**Directions for this task**
Images are not part of the copy; write out the rest of the data exactly as given.
---*---
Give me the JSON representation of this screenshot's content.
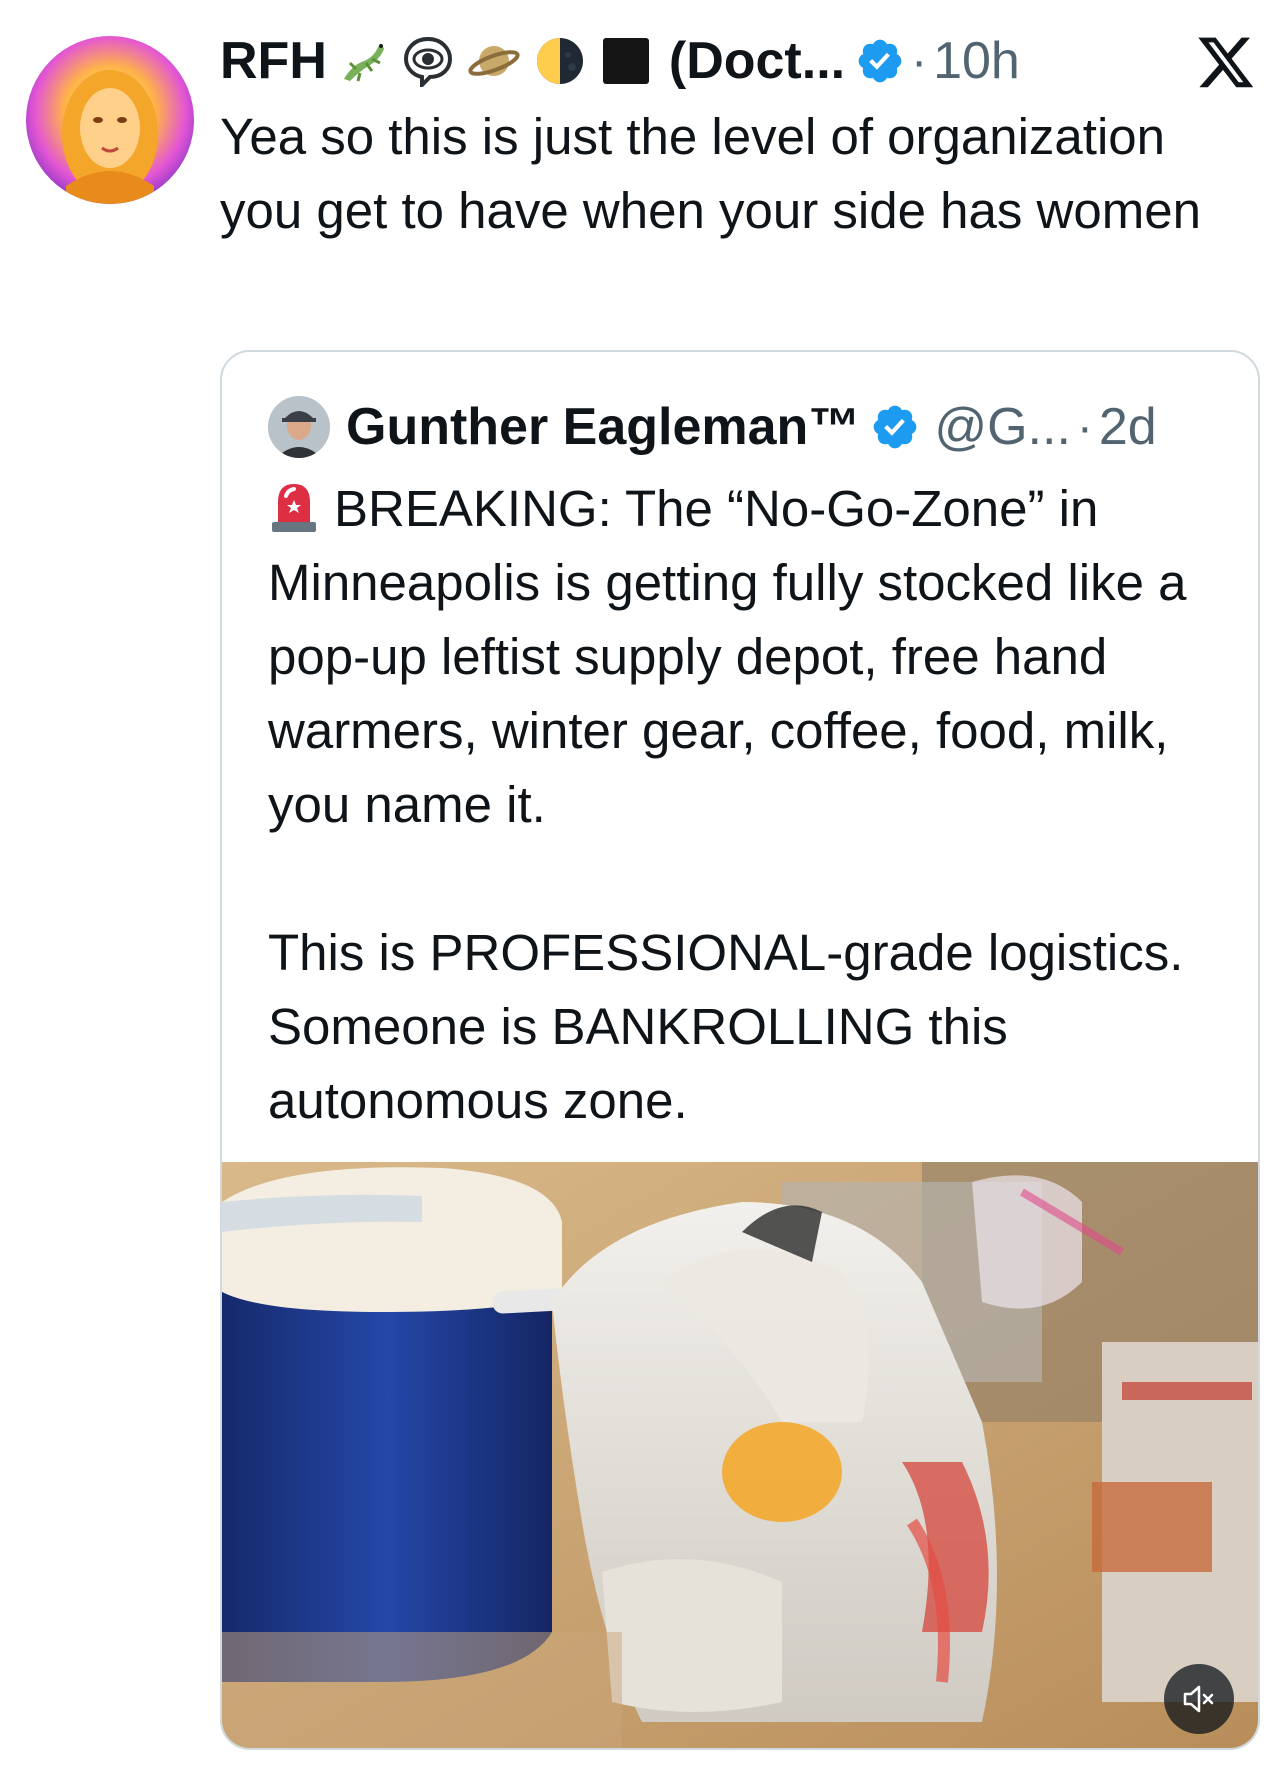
{
  "post": {
    "display_name": "RFH",
    "name_suffix": "(Doct...",
    "separator": "·",
    "timestamp": "10h",
    "emoji_icons": [
      "lizard-emoji",
      "eye-in-speech-bubble-emoji",
      "ringed-planet-emoji",
      "last-quarter-moon-emoji",
      "black-large-square-emoji"
    ],
    "text": "Yea so this is just the level of organization you get to have when your side has women"
  },
  "quoted_post": {
    "display_name": "Gunther Eagleman™",
    "handle": "@G...",
    "separator": "·",
    "timestamp": "2d",
    "paragraph_1": "BREAKING: The “No-Go-Zone” in Minneapolis is getting fully stocked like a pop-up leftist supply depot, free hand warmers, winter gear, coffee, food, milk, you name it.",
    "paragraph_2": "This is PROFESSIONAL-grade logistics. Someone is BANKROLLING this autonomous zone.",
    "leading_emoji": "police-car-light-emoji"
  },
  "icons": {
    "verified": "verified-badge-icon",
    "platform_logo": "x-logo-icon",
    "mute": "volume-muted-icon"
  },
  "colors": {
    "text_primary": "#0f1419",
    "text_secondary": "#536471",
    "verified_blue": "#1d9bf0",
    "card_border": "#cfd9de"
  }
}
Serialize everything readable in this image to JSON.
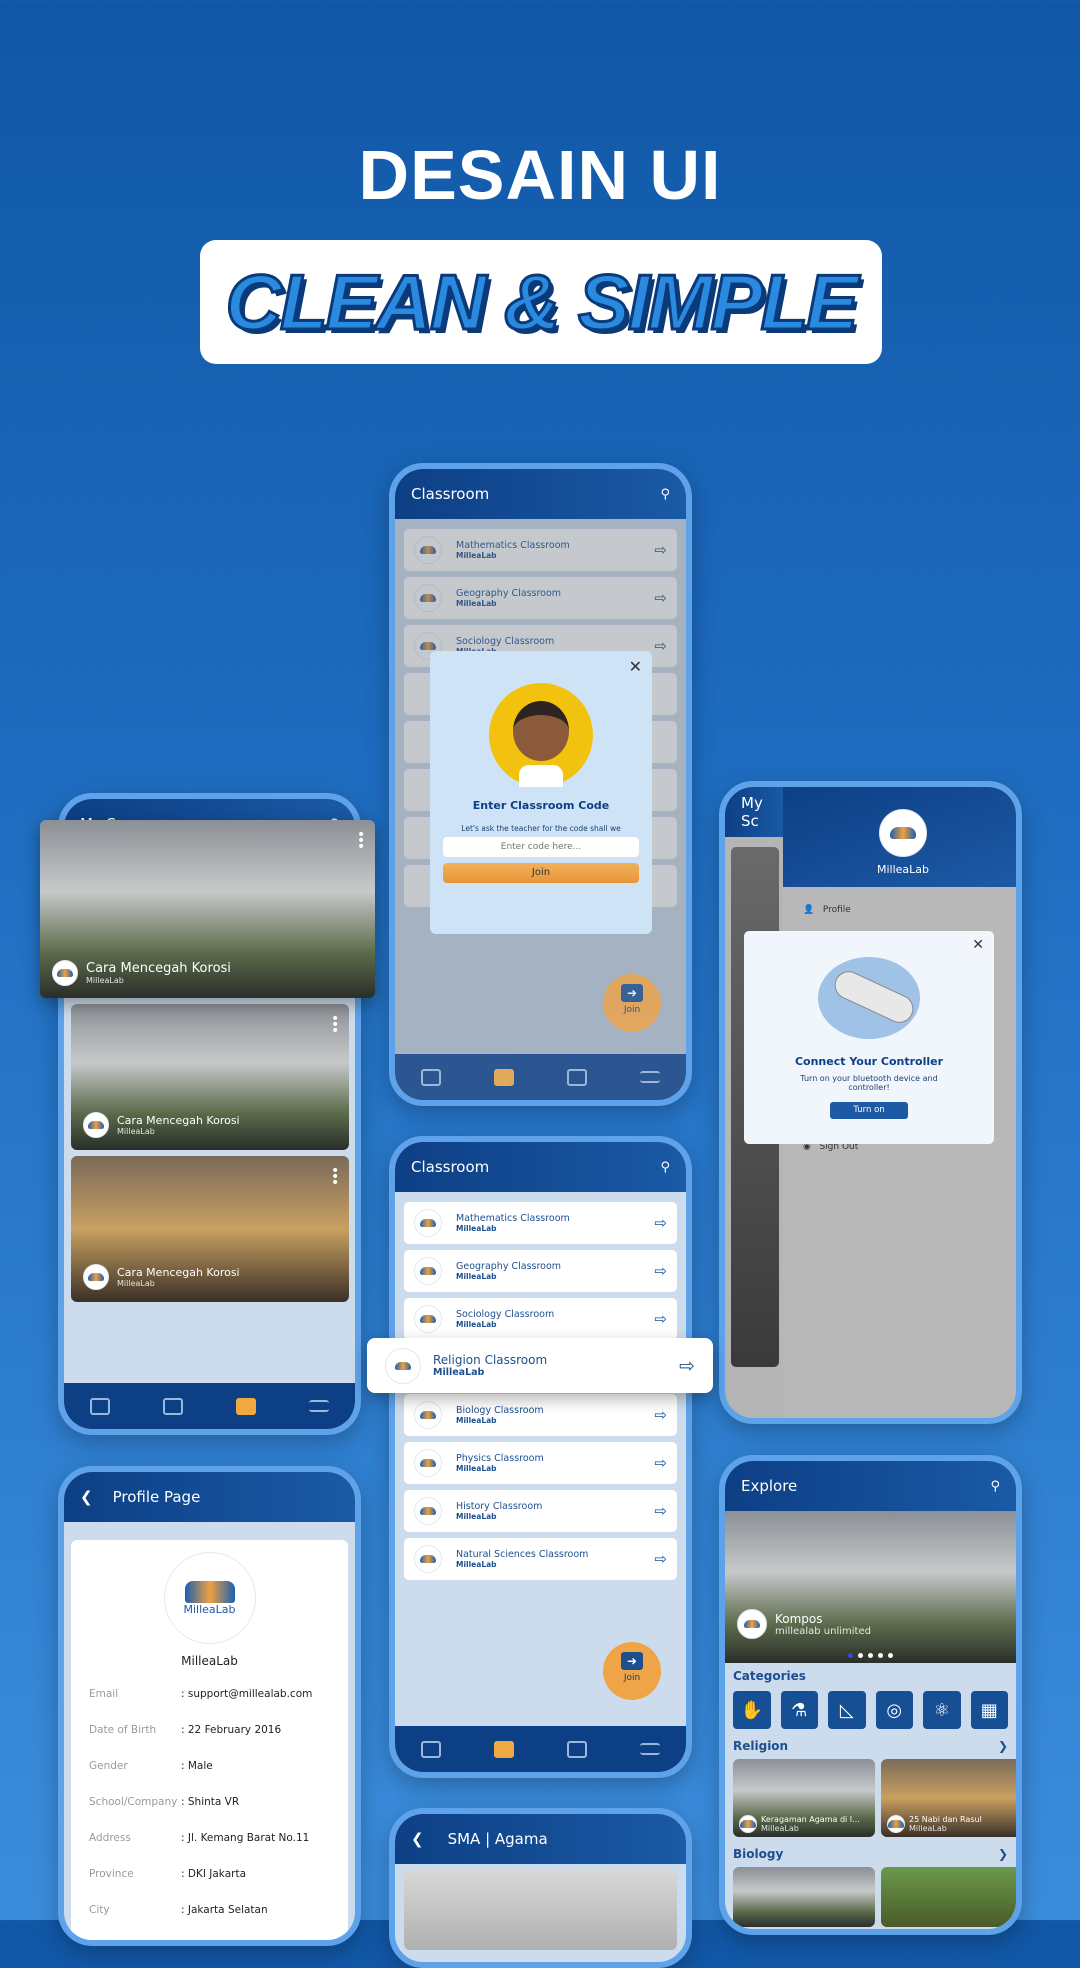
{
  "headline": "DESAIN UI",
  "badge": "CLEAN & SIMPLE",
  "brand": "MilleaLab",
  "classroom_modal_screen": {
    "title": "Classroom",
    "rows": [
      {
        "name": "Mathematics Classroom",
        "owner": "MilleaLab"
      },
      {
        "name": "Geography Classroom",
        "owner": "MilleaLab"
      },
      {
        "name": "Sociology Classroom",
        "owner": "MilleaLab"
      }
    ],
    "modal": {
      "title": "Enter Classroom Code",
      "subtitle": "Let's ask the teacher for the code shall we",
      "placeholder": "Enter code here...",
      "button": "Join"
    },
    "fab": "Join"
  },
  "my_scene_screen": {
    "title": "My Scene",
    "cards": [
      {
        "title": "Cara Mencegah Korosi",
        "owner": "MilleaLab"
      },
      {
        "title": "Cara Mencegah Korosi",
        "owner": "MilleaLab"
      },
      {
        "title": "Cara Mencegah Korosi",
        "owner": "MilleaLab"
      }
    ]
  },
  "drawer_screen": {
    "title": "My Sc",
    "user": "MilleaLab",
    "items": [
      "Profile",
      "Sign Out"
    ],
    "modal": {
      "title": "Connect Your Controller",
      "subtitle": "Turn on your bluetooth device and controller!",
      "button": "Turn on"
    }
  },
  "classroom_screen": {
    "title": "Classroom",
    "rows": [
      {
        "name": "Mathematics Classroom",
        "owner": "MilleaLab"
      },
      {
        "name": "Geography Classroom",
        "owner": "MilleaLab"
      },
      {
        "name": "Sociology Classroom",
        "owner": "MilleaLab"
      },
      {
        "name": "Religion Classroom",
        "owner": "MilleaLab"
      },
      {
        "name": "Biology Classroom",
        "owner": "MilleaLab"
      },
      {
        "name": "Physics Classroom",
        "owner": "MilleaLab"
      },
      {
        "name": "History Classroom",
        "owner": "MilleaLab"
      },
      {
        "name": "Natural Sciences Classroom",
        "owner": "MilleaLab"
      }
    ],
    "fab": "Join"
  },
  "profile_screen": {
    "title": "Profile Page",
    "name": "MilleaLab",
    "fields": [
      {
        "label": "Email",
        "value": ": support@millealab.com"
      },
      {
        "label": "Date of Birth",
        "value": ": 22 February 2016"
      },
      {
        "label": "Gender",
        "value": ": Male"
      },
      {
        "label": "School/Company",
        "value": ": Shinta VR"
      },
      {
        "label": "Address",
        "value": ": Jl. Kemang Barat No.11"
      },
      {
        "label": "Province",
        "value": ": DKI Jakarta"
      },
      {
        "label": "City",
        "value": ": Jakarta Selatan"
      }
    ]
  },
  "explore_screen": {
    "title": "Explore",
    "hero": {
      "title": "Kompos",
      "owner": "millealab unlimited",
      "slides": 5,
      "active_slide": 1
    },
    "categories_label": "Categories",
    "category_icons": [
      "hands-icon",
      "microscope-icon",
      "ruler-triangle-icon",
      "globe-icon",
      "atom-icon",
      "calculator-icon"
    ],
    "sections": [
      {
        "label": "Religion",
        "items": [
          {
            "title": "Keragaman Agama di I...",
            "owner": "MilleaLab"
          },
          {
            "title": "25 Nabi dan Rasul",
            "owner": "MilleaLab"
          }
        ]
      },
      {
        "label": "Biology",
        "items": []
      }
    ]
  },
  "sma_screen": {
    "title": "SMA | Agama"
  }
}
---*---
**Answer for this exercise**
Give me the JSON representation of this screenshot's content.
{
  "post": {
    "display_name": "RFH",
    "name_suffix": "(Doct...",
    "separator": "·",
    "timestamp": "10h",
    "emoji_icons": [
      "lizard-emoji",
      "eye-in-speech-bubble-emoji",
      "ringed-planet-emoji",
      "last-quarter-moon-emoji",
      "black-large-square-emoji"
    ],
    "text": "Yea so this is just the level of organization you get to have when your side has women"
  },
  "quoted_post": {
    "display_name": "Gunther Eagleman™",
    "handle": "@G...",
    "separator": "·",
    "timestamp": "2d",
    "paragraph_1": "BREAKING: The “No-Go-Zone” in Minneapolis is getting fully stocked like a pop-up leftist supply depot, free hand warmers, winter gear, coffee, food, milk, you name it.",
    "paragraph_2": "This is PROFESSIONAL-grade logistics. Someone is BANKROLLING this autonomous zone.",
    "leading_emoji": "police-car-light-emoji"
  },
  "icons": {
    "verified": "verified-badge-icon",
    "platform_logo": "x-logo-icon",
    "mute": "volume-muted-icon"
  },
  "colors": {
    "text_primary": "#0f1419",
    "text_secondary": "#536471",
    "verified_blue": "#1d9bf0",
    "card_border": "#cfd9de"
  }
}
Serialize everything readable in this image to JSON.
{
  "headline": "DESAIN UI",
  "badge": "CLEAN & SIMPLE",
  "brand": "MilleaLab",
  "classroom_modal_screen": {
    "title": "Classroom",
    "rows": [
      {
        "name": "Mathematics Classroom",
        "owner": "MilleaLab"
      },
      {
        "name": "Geography Classroom",
        "owner": "MilleaLab"
      },
      {
        "name": "Sociology Classroom",
        "owner": "MilleaLab"
      }
    ],
    "modal": {
      "title": "Enter Classroom Code",
      "subtitle": "Let's ask the teacher for the code shall we",
      "placeholder": "Enter code here...",
      "button": "Join"
    },
    "fab": "Join"
  },
  "my_scene_screen": {
    "title": "My Scene",
    "cards": [
      {
        "title": "Cara Mencegah Korosi",
        "owner": "MilleaLab"
      },
      {
        "title": "Cara Mencegah Korosi",
        "owner": "MilleaLab"
      },
      {
        "title": "Cara Mencegah Korosi",
        "owner": "MilleaLab"
      }
    ]
  },
  "drawer_screen": {
    "title": "My Sc",
    "user": "MilleaLab",
    "items": [
      "Profile",
      "Sign Out"
    ],
    "modal": {
      "title": "Connect Your Controller",
      "subtitle": "Turn on your bluetooth device and controller!",
      "button": "Turn on"
    }
  },
  "classroom_screen": {
    "title": "Classroom",
    "rows": [
      {
        "name": "Mathematics Classroom",
        "owner": "MilleaLab"
      },
      {
        "name": "Geography Classroom",
        "owner": "MilleaLab"
      },
      {
        "name": "Sociology Classroom",
        "owner": "MilleaLab"
      },
      {
        "name": "Religion Classroom",
        "owner": "MilleaLab"
      },
      {
        "name": "Biology Classroom",
        "owner": "MilleaLab"
      },
      {
        "name": "Physics Classroom",
        "owner": "MilleaLab"
      },
      {
        "name": "History Classroom",
        "owner": "MilleaLab"
      },
      {
        "name": "Natural Sciences Classroom",
        "owner": "MilleaLab"
      }
    ],
    "fab": "Join"
  },
  "profile_screen": {
    "title": "Profile Page",
    "name": "MilleaLab",
    "fields": [
      {
        "label": "Email",
        "value": ": support@millealab.com"
      },
      {
        "label": "Date of Birth",
        "value": ": 22 February 2016"
      },
      {
        "label": "Gender",
        "value": ": Male"
      },
      {
        "label": "School/Company",
        "value": ": Shinta VR"
      },
      {
        "label": "Address",
        "value": ": Jl. Kemang Barat No.11"
      },
      {
        "label": "Province",
        "value": ": DKI Jakarta"
      },
      {
        "label": "City",
        "value": ": Jakarta Selatan"
      }
    ]
  },
  "explore_screen": {
    "title": "Explore",
    "hero": {
      "title": "Kompos",
      "owner": "millealab unlimited",
      "slides": 5,
      "active_slide": 1
    },
    "categories_label": "Categories",
    "category_icons": [
      "hands-icon",
      "microscope-icon",
      "ruler-triangle-icon",
      "globe-icon",
      "atom-icon",
      "calculator-icon"
    ],
    "sections": [
      {
        "label": "Religion",
        "items": [
          {
            "title": "Keragaman Agama di I...",
            "owner": "MilleaLab"
          },
          {
            "title": "25 Nabi dan Rasul",
            "owner": "MilleaLab"
          }
        ]
      },
      {
        "label": "Biology",
        "items": []
      }
    ]
  },
  "sma_screen": {
    "title": "SMA | Agama"
  }
}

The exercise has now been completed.